• _EXERCISE DETAILS_
From the listing below, pick out each line with the word "Homeowner".

• _DATA FOR THIS EXERCISE_
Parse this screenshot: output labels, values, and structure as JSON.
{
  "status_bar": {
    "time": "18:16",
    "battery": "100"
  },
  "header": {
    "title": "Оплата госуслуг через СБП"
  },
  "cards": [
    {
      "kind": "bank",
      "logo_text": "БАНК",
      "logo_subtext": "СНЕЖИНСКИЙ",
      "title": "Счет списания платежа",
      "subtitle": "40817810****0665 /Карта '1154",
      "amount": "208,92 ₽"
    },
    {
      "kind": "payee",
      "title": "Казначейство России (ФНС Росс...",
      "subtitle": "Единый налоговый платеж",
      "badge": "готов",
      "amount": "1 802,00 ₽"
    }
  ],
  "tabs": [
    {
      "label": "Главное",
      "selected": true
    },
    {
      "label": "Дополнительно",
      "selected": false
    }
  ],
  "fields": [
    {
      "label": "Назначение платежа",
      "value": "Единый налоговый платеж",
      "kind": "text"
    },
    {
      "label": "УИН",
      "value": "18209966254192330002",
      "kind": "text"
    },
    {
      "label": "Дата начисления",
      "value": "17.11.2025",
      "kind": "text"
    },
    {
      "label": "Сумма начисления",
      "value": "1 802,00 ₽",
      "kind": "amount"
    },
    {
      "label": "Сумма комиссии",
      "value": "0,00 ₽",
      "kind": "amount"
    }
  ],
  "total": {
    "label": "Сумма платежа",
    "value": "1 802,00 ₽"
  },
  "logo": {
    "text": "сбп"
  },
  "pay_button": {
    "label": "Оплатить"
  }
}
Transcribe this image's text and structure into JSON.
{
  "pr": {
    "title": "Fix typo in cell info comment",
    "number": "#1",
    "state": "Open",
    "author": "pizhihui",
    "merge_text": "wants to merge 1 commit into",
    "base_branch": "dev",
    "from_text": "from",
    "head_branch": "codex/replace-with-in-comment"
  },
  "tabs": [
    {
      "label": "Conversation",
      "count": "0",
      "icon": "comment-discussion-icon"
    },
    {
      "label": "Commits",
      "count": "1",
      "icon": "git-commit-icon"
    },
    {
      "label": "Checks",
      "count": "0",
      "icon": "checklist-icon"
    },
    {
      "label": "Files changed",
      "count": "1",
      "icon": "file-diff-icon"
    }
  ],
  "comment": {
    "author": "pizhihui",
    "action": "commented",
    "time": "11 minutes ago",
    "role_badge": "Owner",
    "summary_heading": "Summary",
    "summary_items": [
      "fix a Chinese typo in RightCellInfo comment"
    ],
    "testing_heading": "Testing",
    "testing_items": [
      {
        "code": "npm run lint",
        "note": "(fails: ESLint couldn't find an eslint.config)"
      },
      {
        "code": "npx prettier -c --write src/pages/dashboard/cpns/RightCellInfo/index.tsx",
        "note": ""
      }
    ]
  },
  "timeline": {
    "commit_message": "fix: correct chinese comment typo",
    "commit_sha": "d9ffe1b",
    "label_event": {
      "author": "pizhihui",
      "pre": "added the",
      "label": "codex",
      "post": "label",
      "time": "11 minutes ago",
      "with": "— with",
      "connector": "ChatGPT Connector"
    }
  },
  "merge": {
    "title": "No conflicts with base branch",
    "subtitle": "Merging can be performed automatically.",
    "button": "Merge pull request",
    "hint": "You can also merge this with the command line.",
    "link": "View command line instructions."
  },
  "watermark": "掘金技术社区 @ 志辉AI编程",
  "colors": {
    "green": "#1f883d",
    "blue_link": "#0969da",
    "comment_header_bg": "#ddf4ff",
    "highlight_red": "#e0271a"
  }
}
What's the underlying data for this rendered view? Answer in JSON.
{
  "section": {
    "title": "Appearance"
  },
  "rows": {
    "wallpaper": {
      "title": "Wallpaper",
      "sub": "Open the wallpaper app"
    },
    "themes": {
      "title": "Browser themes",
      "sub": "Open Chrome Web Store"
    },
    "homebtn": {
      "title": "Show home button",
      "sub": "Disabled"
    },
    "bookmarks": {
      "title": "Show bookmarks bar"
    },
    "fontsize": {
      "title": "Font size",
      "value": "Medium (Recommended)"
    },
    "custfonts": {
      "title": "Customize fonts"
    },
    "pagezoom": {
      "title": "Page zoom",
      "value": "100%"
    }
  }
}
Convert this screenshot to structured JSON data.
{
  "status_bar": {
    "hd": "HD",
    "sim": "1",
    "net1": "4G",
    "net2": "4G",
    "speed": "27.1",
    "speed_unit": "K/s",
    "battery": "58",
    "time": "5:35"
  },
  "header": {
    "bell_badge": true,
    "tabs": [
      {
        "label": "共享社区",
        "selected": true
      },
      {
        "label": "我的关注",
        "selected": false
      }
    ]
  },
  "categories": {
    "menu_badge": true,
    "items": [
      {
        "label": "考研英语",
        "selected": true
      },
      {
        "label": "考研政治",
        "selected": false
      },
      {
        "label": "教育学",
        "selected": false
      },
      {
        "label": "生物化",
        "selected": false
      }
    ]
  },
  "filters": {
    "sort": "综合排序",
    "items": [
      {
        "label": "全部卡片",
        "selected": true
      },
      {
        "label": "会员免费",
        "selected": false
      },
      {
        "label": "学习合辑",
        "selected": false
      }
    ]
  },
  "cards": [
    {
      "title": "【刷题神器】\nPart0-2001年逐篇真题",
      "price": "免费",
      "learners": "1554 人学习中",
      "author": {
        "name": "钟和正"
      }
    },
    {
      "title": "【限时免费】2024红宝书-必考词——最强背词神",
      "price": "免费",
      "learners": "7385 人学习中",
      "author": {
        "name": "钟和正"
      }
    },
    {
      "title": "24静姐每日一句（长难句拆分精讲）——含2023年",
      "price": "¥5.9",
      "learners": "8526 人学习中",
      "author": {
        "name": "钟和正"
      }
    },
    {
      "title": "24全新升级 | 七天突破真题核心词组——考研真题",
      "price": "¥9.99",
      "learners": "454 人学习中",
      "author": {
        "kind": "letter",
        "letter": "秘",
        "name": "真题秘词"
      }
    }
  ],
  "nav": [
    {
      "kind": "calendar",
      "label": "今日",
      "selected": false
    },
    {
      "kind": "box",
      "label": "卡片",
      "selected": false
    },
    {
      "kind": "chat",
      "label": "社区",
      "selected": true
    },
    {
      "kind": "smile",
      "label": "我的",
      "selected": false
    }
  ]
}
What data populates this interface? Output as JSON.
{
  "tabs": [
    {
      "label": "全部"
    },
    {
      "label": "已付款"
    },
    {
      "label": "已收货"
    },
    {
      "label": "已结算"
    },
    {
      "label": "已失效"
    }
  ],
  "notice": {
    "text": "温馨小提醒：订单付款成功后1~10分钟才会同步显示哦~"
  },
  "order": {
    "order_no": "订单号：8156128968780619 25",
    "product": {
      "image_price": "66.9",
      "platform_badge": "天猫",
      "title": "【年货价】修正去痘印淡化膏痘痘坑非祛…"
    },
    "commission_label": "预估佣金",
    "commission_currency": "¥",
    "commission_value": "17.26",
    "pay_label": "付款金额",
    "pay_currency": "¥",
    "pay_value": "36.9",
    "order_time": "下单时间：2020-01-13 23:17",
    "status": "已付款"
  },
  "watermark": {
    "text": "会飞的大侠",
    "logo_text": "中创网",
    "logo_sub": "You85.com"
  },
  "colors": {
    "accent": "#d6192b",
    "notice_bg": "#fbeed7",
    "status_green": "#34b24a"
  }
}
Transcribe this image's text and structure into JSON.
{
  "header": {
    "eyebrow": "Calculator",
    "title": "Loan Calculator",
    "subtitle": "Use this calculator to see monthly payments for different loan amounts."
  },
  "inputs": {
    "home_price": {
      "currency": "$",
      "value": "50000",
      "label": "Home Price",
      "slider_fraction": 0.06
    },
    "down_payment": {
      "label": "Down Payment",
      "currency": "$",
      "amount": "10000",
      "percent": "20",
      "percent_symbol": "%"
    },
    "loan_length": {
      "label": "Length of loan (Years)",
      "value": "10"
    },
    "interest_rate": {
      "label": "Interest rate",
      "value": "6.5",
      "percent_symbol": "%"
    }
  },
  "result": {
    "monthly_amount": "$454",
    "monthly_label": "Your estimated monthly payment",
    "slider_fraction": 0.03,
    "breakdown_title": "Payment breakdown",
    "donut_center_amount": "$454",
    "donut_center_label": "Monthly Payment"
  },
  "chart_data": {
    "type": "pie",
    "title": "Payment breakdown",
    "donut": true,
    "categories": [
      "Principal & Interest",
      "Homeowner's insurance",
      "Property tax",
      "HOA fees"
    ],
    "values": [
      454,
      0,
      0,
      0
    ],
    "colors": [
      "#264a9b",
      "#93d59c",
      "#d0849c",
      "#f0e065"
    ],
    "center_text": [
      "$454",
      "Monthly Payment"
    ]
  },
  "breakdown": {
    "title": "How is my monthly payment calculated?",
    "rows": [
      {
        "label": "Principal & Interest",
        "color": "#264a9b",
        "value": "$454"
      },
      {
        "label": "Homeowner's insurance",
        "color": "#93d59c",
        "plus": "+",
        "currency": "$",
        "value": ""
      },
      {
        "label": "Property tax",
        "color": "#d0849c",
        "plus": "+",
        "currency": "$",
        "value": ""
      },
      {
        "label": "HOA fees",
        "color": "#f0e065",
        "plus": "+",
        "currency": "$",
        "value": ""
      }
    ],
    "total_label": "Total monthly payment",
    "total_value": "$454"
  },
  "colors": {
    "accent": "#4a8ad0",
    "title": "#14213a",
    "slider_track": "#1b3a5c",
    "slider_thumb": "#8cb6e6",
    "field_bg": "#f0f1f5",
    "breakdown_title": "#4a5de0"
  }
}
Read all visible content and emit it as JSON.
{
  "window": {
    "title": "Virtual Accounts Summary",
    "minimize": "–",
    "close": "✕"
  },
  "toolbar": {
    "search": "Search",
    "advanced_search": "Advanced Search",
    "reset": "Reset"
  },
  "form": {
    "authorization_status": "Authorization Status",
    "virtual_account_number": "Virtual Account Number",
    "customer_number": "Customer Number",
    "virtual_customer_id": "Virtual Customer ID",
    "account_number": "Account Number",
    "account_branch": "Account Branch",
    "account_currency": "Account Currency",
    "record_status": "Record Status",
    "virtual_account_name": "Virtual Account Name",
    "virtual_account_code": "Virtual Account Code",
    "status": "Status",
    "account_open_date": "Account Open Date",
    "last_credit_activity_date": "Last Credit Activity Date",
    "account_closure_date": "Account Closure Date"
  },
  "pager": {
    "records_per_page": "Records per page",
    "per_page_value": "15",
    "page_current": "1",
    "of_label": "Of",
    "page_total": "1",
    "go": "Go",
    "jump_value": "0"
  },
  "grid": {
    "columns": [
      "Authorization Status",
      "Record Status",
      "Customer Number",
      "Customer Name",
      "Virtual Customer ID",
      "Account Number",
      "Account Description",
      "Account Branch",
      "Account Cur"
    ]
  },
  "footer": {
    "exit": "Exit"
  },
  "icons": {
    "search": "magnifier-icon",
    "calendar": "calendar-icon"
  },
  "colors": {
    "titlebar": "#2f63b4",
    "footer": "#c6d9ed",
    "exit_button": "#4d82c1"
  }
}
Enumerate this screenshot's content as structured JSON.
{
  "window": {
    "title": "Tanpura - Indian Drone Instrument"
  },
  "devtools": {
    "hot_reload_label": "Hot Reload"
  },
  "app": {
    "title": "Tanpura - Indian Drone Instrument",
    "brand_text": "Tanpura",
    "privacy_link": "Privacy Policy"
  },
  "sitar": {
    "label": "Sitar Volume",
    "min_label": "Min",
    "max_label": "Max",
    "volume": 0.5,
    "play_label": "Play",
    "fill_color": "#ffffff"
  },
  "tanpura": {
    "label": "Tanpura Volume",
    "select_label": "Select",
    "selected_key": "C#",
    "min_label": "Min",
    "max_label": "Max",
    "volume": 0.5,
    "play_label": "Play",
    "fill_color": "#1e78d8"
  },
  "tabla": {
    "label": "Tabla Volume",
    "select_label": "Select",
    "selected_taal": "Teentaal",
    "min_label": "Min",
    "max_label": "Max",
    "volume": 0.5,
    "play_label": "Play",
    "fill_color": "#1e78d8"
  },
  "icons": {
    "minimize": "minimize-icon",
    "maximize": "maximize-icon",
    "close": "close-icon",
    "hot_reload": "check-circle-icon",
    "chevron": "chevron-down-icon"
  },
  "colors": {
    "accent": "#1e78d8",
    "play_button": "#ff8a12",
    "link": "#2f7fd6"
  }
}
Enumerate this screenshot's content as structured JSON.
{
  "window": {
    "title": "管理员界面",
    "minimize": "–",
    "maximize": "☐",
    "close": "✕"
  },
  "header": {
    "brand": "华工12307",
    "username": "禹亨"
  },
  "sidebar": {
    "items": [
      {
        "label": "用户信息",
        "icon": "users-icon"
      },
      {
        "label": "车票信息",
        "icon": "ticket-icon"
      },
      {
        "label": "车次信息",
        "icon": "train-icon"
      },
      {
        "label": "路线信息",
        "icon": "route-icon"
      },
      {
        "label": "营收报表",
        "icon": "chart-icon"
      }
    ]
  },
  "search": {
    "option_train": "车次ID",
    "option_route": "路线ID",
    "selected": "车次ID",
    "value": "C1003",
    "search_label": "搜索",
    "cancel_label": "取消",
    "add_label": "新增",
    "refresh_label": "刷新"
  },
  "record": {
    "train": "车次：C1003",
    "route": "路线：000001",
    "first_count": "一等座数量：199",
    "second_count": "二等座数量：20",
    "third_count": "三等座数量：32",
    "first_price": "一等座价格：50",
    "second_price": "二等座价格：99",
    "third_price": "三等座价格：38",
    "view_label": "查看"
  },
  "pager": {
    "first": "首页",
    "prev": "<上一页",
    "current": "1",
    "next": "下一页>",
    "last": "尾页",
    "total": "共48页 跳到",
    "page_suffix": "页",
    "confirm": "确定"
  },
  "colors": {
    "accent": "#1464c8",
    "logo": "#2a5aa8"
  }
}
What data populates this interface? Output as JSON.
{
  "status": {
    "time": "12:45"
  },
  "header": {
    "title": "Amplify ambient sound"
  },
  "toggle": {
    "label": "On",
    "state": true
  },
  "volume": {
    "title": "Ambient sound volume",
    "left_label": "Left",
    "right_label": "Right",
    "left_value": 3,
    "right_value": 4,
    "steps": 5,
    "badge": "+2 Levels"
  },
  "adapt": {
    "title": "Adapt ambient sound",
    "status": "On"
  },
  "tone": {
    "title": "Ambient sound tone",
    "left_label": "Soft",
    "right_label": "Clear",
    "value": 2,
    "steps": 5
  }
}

• _ANSWER TO THE TASK_
      "Homeowner's insurance",
        "label": "Homeowner's insurance",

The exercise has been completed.